Rows start

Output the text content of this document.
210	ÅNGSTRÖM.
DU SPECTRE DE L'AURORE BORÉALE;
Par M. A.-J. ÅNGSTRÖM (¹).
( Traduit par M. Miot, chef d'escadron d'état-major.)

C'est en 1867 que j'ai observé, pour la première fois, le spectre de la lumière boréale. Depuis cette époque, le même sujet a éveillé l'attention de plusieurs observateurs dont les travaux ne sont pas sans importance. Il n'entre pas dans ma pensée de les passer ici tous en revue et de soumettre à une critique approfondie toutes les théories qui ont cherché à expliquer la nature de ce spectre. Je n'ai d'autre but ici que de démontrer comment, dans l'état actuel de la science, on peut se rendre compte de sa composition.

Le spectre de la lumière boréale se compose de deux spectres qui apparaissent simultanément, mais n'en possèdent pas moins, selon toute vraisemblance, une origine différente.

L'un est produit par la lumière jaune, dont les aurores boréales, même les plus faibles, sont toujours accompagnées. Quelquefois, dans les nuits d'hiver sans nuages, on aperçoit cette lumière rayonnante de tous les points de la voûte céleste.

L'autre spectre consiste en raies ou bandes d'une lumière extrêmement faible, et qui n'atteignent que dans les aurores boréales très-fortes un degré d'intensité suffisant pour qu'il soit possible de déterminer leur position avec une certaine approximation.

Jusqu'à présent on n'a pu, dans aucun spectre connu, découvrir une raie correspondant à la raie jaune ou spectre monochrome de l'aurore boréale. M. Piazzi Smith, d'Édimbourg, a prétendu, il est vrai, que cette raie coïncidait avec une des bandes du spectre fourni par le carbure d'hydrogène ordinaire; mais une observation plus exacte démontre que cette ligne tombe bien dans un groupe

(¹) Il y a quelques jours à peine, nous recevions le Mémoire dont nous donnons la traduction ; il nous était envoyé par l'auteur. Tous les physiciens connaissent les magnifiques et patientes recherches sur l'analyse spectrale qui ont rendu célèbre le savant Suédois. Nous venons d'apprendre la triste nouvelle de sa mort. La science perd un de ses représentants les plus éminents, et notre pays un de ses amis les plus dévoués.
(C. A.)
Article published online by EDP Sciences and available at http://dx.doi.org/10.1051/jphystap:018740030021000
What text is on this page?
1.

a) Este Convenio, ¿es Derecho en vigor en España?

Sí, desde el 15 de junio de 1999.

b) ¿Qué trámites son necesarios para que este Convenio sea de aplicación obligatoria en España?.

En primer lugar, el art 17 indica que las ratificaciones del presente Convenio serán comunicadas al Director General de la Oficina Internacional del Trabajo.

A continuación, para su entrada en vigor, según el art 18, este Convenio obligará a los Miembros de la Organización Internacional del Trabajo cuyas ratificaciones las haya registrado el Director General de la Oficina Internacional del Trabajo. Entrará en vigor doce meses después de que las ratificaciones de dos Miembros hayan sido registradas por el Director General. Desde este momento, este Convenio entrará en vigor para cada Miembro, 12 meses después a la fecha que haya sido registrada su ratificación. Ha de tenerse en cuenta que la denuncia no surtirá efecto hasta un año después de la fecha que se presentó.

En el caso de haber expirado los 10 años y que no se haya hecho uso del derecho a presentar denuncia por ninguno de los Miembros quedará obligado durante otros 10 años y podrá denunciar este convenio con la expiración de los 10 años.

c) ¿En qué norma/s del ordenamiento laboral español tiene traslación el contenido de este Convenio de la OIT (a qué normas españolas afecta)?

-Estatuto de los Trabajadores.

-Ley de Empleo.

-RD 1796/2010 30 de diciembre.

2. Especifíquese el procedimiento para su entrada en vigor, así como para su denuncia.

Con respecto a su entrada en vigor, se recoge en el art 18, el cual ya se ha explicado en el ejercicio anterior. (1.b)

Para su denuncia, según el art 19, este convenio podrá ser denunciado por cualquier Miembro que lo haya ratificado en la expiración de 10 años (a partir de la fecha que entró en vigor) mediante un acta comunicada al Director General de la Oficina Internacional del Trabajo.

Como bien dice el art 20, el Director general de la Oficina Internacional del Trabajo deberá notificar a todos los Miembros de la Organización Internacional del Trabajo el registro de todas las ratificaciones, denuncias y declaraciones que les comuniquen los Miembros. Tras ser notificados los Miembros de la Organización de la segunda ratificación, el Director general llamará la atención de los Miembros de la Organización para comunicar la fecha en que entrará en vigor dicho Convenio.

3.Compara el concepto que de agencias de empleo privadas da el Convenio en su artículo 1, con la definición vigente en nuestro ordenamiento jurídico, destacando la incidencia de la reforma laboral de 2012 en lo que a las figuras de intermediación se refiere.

Rows end

• _Given problem_
List each line of the entries that holds the string "jaune".

• _Reply_
L'un est produit par la lumière jaune, dont les aurores boréales, même les plus faibles, sont toujours accompagnées. Quelquefois, dans les nuits d'hiver sans nuages, on aperçoit cette lumière rayonnante de tous les points de la voûte céleste.
Jusqu'à présent on n'a pu, dans aucun spectre connu, découvrir une raie correspondant à la raie jaune ou spectre monochrome de l'aurore boréale. M. Piazzi Smith, d'Édimbourg, a prétendu, il est vrai, que cette raie coïncidait avec une des bandes du spectre fourni par le carbure d'hydrogène ordinaire; mais une observation plus exacte démontre que cette ligne tombe bien dans un groupe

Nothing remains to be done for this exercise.